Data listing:

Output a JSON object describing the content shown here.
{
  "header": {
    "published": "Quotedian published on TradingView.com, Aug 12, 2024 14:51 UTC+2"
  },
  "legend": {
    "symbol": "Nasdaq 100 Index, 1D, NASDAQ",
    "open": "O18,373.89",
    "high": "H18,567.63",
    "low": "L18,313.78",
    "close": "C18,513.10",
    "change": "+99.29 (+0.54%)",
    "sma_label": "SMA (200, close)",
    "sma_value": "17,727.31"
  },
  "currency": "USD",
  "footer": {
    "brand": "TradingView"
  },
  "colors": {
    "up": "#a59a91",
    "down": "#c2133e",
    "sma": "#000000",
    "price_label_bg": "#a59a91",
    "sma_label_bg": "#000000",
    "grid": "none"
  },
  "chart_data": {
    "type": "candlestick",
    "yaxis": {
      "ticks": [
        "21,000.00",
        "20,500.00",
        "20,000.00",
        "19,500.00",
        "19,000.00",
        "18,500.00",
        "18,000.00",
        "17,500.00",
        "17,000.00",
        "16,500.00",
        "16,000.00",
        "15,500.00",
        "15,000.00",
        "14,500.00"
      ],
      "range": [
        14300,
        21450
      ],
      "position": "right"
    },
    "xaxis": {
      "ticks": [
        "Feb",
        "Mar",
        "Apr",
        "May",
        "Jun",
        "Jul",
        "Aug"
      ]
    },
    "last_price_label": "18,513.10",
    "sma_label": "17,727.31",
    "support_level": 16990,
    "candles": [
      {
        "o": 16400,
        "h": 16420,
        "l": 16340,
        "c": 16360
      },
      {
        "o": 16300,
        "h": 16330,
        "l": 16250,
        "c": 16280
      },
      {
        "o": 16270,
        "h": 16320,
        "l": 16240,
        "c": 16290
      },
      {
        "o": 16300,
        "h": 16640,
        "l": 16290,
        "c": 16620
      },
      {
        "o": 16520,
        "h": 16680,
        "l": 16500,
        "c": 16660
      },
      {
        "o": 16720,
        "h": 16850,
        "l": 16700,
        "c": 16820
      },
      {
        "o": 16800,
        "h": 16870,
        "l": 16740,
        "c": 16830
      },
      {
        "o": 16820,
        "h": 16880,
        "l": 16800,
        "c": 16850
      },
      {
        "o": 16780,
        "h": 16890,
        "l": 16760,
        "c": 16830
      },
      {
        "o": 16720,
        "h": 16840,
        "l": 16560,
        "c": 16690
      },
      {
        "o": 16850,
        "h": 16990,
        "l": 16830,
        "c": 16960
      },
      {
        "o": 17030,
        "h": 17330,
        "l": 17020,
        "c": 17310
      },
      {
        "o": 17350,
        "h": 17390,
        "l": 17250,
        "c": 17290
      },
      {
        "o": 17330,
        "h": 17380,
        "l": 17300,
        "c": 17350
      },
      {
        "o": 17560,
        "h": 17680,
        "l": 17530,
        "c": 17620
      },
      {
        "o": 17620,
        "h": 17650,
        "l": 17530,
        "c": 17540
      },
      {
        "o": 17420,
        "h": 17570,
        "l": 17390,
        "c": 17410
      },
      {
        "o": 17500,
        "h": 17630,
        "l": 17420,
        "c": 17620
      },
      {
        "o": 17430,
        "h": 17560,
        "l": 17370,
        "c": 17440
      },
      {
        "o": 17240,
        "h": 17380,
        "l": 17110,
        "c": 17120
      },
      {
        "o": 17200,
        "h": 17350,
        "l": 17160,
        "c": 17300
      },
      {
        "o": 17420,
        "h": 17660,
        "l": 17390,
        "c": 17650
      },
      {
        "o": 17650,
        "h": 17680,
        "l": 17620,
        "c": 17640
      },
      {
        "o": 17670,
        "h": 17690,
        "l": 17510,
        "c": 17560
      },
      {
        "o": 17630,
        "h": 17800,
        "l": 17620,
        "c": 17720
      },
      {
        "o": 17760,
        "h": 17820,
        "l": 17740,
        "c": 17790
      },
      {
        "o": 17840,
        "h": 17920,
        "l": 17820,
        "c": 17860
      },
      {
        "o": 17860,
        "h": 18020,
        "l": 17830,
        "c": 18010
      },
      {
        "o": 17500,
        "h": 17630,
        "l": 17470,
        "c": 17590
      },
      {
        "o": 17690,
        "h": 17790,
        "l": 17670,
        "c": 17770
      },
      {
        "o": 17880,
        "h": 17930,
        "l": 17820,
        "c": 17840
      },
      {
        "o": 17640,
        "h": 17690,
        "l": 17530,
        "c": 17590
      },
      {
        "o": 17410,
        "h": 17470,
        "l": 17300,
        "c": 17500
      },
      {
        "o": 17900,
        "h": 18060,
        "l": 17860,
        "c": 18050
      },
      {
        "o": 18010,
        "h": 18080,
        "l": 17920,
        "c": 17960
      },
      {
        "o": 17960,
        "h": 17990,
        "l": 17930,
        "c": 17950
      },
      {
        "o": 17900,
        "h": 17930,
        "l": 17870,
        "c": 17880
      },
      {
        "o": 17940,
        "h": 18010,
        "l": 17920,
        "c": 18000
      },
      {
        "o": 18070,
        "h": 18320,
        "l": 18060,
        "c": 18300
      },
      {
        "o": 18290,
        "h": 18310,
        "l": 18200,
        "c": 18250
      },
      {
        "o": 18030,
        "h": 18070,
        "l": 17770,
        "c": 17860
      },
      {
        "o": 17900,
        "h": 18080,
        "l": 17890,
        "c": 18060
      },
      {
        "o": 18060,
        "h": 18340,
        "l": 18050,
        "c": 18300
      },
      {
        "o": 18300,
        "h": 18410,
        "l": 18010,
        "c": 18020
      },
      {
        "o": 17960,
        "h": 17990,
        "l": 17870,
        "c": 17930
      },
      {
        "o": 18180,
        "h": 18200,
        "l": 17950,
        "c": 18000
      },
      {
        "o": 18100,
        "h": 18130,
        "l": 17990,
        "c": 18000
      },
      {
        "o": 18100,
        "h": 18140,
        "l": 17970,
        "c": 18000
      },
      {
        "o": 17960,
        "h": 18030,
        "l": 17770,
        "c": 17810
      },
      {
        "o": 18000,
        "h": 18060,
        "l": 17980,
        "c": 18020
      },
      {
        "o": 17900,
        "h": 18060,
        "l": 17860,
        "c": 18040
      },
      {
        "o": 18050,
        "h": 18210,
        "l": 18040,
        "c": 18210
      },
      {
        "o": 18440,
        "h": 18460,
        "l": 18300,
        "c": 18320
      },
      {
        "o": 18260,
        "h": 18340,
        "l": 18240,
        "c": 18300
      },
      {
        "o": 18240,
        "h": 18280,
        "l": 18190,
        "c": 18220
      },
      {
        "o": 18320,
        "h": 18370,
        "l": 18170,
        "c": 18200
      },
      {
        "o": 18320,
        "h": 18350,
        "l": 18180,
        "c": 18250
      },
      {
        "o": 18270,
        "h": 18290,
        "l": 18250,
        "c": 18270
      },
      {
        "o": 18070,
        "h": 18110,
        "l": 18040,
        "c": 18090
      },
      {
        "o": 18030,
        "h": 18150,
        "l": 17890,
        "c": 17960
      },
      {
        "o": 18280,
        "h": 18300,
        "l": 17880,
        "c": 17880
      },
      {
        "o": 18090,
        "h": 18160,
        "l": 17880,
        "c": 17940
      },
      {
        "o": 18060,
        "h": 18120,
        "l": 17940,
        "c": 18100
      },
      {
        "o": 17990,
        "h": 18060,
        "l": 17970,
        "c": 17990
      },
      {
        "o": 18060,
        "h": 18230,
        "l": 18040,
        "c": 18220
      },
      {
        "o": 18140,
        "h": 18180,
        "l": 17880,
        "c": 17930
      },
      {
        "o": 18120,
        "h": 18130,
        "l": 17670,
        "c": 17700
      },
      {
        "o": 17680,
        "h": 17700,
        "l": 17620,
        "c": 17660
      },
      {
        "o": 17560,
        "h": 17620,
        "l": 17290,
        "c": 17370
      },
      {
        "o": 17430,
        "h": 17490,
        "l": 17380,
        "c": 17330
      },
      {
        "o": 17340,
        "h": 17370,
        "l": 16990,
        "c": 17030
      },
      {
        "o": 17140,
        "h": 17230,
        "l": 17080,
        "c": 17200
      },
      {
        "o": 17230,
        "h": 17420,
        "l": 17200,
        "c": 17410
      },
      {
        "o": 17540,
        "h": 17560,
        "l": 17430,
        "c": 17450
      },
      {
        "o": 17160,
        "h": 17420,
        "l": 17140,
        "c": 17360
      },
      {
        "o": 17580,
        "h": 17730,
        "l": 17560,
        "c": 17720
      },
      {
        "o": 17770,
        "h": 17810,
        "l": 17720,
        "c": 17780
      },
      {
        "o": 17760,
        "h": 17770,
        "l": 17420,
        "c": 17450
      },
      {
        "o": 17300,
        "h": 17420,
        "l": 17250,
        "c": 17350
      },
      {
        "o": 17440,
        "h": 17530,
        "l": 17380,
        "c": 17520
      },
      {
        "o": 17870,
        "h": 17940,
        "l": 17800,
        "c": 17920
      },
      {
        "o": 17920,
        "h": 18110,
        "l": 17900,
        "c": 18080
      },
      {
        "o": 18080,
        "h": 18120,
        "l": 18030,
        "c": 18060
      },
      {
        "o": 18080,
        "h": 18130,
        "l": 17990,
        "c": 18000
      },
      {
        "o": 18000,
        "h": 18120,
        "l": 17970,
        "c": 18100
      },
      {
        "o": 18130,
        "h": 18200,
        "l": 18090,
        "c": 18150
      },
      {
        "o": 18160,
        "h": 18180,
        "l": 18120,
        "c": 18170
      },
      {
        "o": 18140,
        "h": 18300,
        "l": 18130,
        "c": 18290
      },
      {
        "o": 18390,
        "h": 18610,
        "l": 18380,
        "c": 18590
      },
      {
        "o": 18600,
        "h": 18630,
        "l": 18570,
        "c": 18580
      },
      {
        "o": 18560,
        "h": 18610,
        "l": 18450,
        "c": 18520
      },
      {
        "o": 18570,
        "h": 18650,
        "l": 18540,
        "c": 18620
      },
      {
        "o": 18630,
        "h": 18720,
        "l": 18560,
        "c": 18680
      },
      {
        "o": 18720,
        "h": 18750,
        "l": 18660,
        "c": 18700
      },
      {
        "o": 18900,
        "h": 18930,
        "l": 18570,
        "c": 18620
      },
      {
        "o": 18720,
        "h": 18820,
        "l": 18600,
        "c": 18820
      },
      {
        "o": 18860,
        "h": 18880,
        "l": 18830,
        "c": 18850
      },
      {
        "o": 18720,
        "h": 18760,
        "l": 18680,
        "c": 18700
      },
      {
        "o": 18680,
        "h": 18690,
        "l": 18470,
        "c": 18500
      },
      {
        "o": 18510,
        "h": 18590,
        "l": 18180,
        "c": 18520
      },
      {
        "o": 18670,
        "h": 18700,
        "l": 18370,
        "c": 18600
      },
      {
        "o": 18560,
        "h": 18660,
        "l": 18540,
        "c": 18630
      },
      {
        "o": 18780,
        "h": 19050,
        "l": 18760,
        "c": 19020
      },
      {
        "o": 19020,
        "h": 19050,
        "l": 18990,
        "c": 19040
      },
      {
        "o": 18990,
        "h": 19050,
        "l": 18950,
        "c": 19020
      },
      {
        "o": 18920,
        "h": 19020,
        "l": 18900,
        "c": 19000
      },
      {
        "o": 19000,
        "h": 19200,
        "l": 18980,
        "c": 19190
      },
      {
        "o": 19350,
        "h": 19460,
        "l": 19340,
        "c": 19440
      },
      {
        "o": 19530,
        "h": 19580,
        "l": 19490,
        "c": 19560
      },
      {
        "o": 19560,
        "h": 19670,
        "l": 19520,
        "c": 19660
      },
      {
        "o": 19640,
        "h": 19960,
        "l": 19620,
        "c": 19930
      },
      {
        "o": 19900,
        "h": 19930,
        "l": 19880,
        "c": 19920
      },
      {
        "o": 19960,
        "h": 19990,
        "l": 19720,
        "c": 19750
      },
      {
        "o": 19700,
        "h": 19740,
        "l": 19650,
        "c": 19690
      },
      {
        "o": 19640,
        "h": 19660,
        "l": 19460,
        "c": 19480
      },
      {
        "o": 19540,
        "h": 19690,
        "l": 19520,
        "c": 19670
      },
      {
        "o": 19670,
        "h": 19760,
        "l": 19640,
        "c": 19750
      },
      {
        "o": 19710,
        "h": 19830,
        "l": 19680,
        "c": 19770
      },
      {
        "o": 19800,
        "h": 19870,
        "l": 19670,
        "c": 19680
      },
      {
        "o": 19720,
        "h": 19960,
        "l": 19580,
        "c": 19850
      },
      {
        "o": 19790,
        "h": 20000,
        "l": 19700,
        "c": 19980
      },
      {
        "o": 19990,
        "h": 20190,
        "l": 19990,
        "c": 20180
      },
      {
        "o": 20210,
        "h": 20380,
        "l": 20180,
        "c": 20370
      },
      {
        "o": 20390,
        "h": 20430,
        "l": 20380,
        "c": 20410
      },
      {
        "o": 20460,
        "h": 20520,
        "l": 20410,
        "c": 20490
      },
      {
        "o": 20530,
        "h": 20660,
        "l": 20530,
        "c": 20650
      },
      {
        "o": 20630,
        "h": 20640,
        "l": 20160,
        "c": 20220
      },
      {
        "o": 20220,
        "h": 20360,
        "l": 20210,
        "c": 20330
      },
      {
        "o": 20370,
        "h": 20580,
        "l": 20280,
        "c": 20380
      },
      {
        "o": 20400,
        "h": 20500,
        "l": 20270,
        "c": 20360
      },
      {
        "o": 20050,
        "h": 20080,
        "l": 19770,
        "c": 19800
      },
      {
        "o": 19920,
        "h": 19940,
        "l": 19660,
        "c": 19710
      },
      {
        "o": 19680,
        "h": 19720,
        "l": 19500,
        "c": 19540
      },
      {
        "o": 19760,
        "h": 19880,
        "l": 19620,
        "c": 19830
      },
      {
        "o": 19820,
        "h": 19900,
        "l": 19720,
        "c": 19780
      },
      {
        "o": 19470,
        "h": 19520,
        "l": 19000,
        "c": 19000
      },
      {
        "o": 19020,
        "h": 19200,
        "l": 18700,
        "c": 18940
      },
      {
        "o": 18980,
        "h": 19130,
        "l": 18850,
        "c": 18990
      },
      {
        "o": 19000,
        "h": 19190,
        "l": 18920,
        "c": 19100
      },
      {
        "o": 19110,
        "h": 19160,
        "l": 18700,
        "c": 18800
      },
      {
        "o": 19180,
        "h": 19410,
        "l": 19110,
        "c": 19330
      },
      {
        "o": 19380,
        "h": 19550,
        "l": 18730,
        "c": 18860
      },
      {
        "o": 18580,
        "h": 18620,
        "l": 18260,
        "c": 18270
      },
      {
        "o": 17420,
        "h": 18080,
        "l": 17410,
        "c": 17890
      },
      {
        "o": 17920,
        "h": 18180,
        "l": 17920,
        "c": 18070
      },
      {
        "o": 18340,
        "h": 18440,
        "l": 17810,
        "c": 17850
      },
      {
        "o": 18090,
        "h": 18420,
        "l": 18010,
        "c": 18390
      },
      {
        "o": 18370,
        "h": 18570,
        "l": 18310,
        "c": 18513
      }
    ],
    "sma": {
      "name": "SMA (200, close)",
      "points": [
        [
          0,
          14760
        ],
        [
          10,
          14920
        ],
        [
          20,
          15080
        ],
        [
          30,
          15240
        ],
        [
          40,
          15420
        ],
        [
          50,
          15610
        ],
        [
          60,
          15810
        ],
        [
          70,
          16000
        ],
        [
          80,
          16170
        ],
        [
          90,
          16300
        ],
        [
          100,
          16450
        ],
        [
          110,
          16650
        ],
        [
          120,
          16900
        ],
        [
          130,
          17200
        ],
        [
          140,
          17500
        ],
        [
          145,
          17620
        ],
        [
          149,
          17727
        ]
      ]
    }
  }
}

**WHAT THE TASK ASKS**
Pick out the lines containing the string "close".

**TASK SOLUTION**
    "close": "C18,513.10",
    "sma_label": "SMA (200, close)",
      "name": "SMA (200, close)",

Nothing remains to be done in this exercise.